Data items

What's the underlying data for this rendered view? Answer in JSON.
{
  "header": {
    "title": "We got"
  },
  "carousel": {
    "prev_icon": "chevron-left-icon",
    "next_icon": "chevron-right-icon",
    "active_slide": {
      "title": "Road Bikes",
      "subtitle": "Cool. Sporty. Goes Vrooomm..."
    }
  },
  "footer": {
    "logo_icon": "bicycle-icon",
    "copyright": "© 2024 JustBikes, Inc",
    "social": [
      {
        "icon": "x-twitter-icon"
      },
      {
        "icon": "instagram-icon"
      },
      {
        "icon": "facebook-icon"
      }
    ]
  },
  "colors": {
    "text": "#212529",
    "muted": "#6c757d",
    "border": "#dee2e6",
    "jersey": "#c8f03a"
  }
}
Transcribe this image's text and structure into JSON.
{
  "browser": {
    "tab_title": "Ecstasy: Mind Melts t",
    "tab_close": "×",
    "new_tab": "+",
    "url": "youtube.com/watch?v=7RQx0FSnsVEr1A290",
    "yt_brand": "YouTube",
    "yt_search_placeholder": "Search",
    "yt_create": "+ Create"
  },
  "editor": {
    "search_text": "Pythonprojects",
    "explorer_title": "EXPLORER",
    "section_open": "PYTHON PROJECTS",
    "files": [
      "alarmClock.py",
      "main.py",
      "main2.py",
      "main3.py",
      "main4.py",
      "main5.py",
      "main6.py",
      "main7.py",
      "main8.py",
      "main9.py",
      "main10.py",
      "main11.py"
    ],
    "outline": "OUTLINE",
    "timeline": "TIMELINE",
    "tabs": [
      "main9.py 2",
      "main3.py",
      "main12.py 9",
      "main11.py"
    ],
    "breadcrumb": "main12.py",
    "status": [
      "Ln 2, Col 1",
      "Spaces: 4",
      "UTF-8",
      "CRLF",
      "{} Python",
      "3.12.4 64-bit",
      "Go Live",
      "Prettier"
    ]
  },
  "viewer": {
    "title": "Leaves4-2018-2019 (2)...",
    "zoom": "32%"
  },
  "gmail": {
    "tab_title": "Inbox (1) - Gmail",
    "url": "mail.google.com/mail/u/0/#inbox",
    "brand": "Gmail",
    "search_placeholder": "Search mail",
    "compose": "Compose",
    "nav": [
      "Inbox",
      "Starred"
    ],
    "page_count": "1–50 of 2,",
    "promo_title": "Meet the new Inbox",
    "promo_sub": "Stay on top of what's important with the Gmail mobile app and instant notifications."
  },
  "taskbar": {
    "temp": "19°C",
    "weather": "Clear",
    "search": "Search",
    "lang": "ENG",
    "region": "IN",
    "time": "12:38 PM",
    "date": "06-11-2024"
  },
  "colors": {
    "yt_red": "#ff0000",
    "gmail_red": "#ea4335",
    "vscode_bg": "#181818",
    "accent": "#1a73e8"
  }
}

## Stated problem
Write all of the records out again exactly.

## Answer to this exercise
What's the underlying data for this rendered view? Answer in JSON.
{
  "header": {
    "title": "We got"
  },
  "carousel": {
    "prev_icon": "chevron-left-icon",
    "next_icon": "chevron-right-icon",
    "active_slide": {
      "title": "Road Bikes",
      "subtitle": "Cool. Sporty. Goes Vrooomm..."
    }
  },
  "footer": {
    "logo_icon": "bicycle-icon",
    "copyright": "© 2024 JustBikes, Inc",
    "social": [
      {
        "icon": "x-twitter-icon"
      },
      {
        "icon": "instagram-icon"
      },
      {
        "icon": "facebook-icon"
      }
    ]
  },
  "colors": {
    "text": "#212529",
    "muted": "#6c757d",
    "border": "#dee2e6",
    "jersey": "#c8f03a"
  }
}
Transcribe this image's text and structure into JSON.
{
  "browser": {
    "tab_title": "Ecstasy: Mind Melts t",
    "tab_close": "×",
    "new_tab": "+",
    "url": "youtube.com/watch?v=7RQx0FSnsVEr1A290",
    "yt_brand": "YouTube",
    "yt_search_placeholder": "Search",
    "yt_create": "+ Create"
  },
  "editor": {
    "search_text": "Pythonprojects",
    "explorer_title": "EXPLORER",
    "section_open": "PYTHON PROJECTS",
    "files": [
      "alarmClock.py",
      "main.py",
      "main2.py",
      "main3.py",
      "main4.py",
      "main5.py",
      "main6.py",
      "main7.py",
      "main8.py",
      "main9.py",
      "main10.py",
      "main11.py"
    ],
    "outline": "OUTLINE",
    "timeline": "TIMELINE",
    "tabs": [
      "main9.py 2",
      "main3.py",
      "main12.py 9",
      "main11.py"
    ],
    "breadcrumb": "main12.py",
    "status": [
      "Ln 2, Col 1",
      "Spaces: 4",
      "UTF-8",
      "CRLF",
      "{} Python",
      "3.12.4 64-bit",
      "Go Live",
      "Prettier"
    ]
  },
  "viewer": {
    "title": "Leaves4-2018-2019 (2)...",
    "zoom": "32%"
  },
  "gmail": {
    "tab_title": "Inbox (1) - Gmail",
    "url": "mail.google.com/mail/u/0/#inbox",
    "brand": "Gmail",
    "search_placeholder": "Search mail",
    "compose": "Compose",
    "nav": [
      "Inbox",
      "Starred"
    ],
    "page_count": "1–50 of 2,",
    "promo_title": "Meet the new Inbox",
    "promo_sub": "Stay on top of what's important with the Gmail mobile app and instant notifications."
  },
  "taskbar": {
    "temp": "19°C",
    "weather": "Clear",
    "search": "Search",
    "lang": "ENG",
    "region": "IN",
    "time": "12:38 PM",
    "date": "06-11-2024"
  },
  "colors": {
    "yt_red": "#ff0000",
    "gmail_red": "#ea4335",
    "vscode_bg": "#181818",
    "accent": "#1a73e8"
  }
}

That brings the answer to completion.